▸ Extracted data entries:
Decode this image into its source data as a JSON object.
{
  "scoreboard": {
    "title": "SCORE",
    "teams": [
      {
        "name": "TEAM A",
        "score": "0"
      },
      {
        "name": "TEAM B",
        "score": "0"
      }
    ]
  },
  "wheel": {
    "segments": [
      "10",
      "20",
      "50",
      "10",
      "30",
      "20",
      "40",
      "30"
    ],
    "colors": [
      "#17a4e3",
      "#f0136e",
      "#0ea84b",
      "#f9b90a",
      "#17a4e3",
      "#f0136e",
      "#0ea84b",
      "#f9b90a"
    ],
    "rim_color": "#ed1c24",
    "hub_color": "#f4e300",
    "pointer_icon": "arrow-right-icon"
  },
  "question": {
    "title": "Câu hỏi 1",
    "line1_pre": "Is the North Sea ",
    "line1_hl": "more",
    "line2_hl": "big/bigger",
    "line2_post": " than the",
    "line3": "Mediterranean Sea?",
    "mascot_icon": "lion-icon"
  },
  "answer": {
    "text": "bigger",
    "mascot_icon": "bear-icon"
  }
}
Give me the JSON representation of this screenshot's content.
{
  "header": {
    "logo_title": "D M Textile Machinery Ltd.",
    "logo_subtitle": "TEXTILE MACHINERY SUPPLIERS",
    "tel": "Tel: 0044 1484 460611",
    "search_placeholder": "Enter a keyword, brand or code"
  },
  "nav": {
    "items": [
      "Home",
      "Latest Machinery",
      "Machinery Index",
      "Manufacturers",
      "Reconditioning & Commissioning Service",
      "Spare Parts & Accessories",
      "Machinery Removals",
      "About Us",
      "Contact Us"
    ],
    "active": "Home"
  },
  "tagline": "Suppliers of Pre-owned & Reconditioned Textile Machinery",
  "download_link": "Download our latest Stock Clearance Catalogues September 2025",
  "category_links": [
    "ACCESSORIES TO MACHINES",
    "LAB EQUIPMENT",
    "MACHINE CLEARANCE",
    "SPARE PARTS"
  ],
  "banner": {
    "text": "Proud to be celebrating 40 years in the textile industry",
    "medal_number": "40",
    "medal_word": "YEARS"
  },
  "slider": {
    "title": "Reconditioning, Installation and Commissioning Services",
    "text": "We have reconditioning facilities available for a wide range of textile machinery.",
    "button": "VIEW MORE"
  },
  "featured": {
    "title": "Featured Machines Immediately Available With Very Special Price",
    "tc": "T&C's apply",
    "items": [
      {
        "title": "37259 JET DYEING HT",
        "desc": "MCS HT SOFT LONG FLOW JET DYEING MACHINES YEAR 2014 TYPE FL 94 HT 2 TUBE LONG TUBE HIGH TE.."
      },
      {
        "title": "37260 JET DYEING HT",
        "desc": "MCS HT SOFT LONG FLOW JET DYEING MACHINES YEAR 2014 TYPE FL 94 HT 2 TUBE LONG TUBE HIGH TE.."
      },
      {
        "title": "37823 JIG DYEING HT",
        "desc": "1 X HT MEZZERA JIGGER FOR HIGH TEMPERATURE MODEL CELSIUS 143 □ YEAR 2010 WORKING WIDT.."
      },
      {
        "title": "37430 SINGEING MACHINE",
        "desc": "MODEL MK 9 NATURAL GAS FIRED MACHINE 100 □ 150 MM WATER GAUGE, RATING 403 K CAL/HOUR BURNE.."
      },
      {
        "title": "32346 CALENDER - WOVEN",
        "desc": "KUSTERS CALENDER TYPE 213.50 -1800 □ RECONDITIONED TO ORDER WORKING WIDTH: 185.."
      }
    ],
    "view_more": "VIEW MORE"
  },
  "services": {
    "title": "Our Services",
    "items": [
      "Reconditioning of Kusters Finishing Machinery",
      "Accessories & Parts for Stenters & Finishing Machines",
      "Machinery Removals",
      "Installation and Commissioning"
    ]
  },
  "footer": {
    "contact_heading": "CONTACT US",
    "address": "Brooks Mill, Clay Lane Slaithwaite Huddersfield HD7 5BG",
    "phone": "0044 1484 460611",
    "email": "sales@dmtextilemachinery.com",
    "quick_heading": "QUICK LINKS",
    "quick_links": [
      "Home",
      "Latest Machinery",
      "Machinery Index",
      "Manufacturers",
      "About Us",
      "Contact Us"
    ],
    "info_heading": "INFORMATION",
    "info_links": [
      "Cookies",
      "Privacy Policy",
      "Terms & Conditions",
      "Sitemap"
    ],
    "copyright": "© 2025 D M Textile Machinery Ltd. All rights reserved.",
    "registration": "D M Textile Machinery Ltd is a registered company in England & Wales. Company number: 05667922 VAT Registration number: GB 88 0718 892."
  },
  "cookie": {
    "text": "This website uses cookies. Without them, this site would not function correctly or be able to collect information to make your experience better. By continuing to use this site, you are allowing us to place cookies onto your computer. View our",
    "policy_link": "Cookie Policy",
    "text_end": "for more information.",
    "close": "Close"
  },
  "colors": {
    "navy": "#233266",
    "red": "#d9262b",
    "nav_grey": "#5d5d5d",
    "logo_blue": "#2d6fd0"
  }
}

▸ Your task: Repeat the data exactly. Leave nothing out.

▸ Task solution:
Decode this image into its source data as a JSON object.
{
  "scoreboard": {
    "title": "SCORE",
    "teams": [
      {
        "name": "TEAM A",
        "score": "0"
      },
      {
        "name": "TEAM B",
        "score": "0"
      }
    ]
  },
  "wheel": {
    "segments": [
      "10",
      "20",
      "50",
      "10",
      "30",
      "20",
      "40",
      "30"
    ],
    "colors": [
      "#17a4e3",
      "#f0136e",
      "#0ea84b",
      "#f9b90a",
      "#17a4e3",
      "#f0136e",
      "#0ea84b",
      "#f9b90a"
    ],
    "rim_color": "#ed1c24",
    "hub_color": "#f4e300",
    "pointer_icon": "arrow-right-icon"
  },
  "question": {
    "title": "Câu hỏi 1",
    "line1_pre": "Is the North Sea ",
    "line1_hl": "more",
    "line2_hl": "big/bigger",
    "line2_post": " than the",
    "line3": "Mediterranean Sea?",
    "mascot_icon": "lion-icon"
  },
  "answer": {
    "text": "bigger",
    "mascot_icon": "bear-icon"
  }
}
Give me the JSON representation of this screenshot's content.
{
  "header": {
    "logo_title": "D M Textile Machinery Ltd.",
    "logo_subtitle": "TEXTILE MACHINERY SUPPLIERS",
    "tel": "Tel: 0044 1484 460611",
    "search_placeholder": "Enter a keyword, brand or code"
  },
  "nav": {
    "items": [
      "Home",
      "Latest Machinery",
      "Machinery Index",
      "Manufacturers",
      "Reconditioning & Commissioning Service",
      "Spare Parts & Accessories",
      "Machinery Removals",
      "About Us",
      "Contact Us"
    ],
    "active": "Home"
  },
  "tagline": "Suppliers of Pre-owned & Reconditioned Textile Machinery",
  "download_link": "Download our latest Stock Clearance Catalogues September 2025",
  "category_links": [
    "ACCESSORIES TO MACHINES",
    "LAB EQUIPMENT",
    "MACHINE CLEARANCE",
    "SPARE PARTS"
  ],
  "banner": {
    "text": "Proud to be celebrating 40 years in the textile industry",
    "medal_number": "40",
    "medal_word": "YEARS"
  },
  "slider": {
    "title": "Reconditioning, Installation and Commissioning Services",
    "text": "We have reconditioning facilities available for a wide range of textile machinery.",
    "button": "VIEW MORE"
  },
  "featured": {
    "title": "Featured Machines Immediately Available With Very Special Price",
    "tc": "T&C's apply",
    "items": [
      {
        "title": "37259 JET DYEING HT",
        "desc": "MCS HT SOFT LONG FLOW JET DYEING MACHINES YEAR 2014 TYPE FL 94 HT 2 TUBE LONG TUBE HIGH TE.."
      },
      {
        "title": "37260 JET DYEING HT",
        "desc": "MCS HT SOFT LONG FLOW JET DYEING MACHINES YEAR 2014 TYPE FL 94 HT 2 TUBE LONG TUBE HIGH TE.."
      },
      {
        "title": "37823 JIG DYEING HT",
        "desc": "1 X HT MEZZERA JIGGER FOR HIGH TEMPERATURE MODEL CELSIUS 143 □ YEAR 2010 WORKING WIDT.."
      },
      {
        "title": "37430 SINGEING MACHINE",
        "desc": "MODEL MK 9 NATURAL GAS FIRED MACHINE 100 □ 150 MM WATER GAUGE, RATING 403 K CAL/HOUR BURNE.."
      },
      {
        "title": "32346 CALENDER - WOVEN",
        "desc": "KUSTERS CALENDER TYPE 213.50 -1800 □ RECONDITIONED TO ORDER WORKING WIDTH: 185.."
      }
    ],
    "view_more": "VIEW MORE"
  },
  "services": {
    "title": "Our Services",
    "items": [
      "Reconditioning of Kusters Finishing Machinery",
      "Accessories & Parts for Stenters & Finishing Machines",
      "Machinery Removals",
      "Installation and Commissioning"
    ]
  },
  "footer": {
    "contact_heading": "CONTACT US",
    "address": "Brooks Mill, Clay Lane Slaithwaite Huddersfield HD7 5BG",
    "phone": "0044 1484 460611",
    "email": "sales@dmtextilemachinery.com",
    "quick_heading": "QUICK LINKS",
    "quick_links": [
      "Home",
      "Latest Machinery",
      "Machinery Index",
      "Manufacturers",
      "About Us",
      "Contact Us"
    ],
    "info_heading": "INFORMATION",
    "info_links": [
      "Cookies",
      "Privacy Policy",
      "Terms & Conditions",
      "Sitemap"
    ],
    "copyright": "© 2025 D M Textile Machinery Ltd. All rights reserved.",
    "registration": "D M Textile Machinery Ltd is a registered company in England & Wales. Company number: 05667922 VAT Registration number: GB 88 0718 892."
  },
  "cookie": {
    "text": "This website uses cookies. Without them, this site would not function correctly or be able to collect information to make your experience better. By continuing to use this site, you are allowing us to place cookies onto your computer. View our",
    "policy_link": "Cookie Policy",
    "text_end": "for more information.",
    "close": "Close"
  },
  "colors": {
    "navy": "#233266",
    "red": "#d9262b",
    "nav_grey": "#5d5d5d",
    "logo_blue": "#2d6fd0"
  }
}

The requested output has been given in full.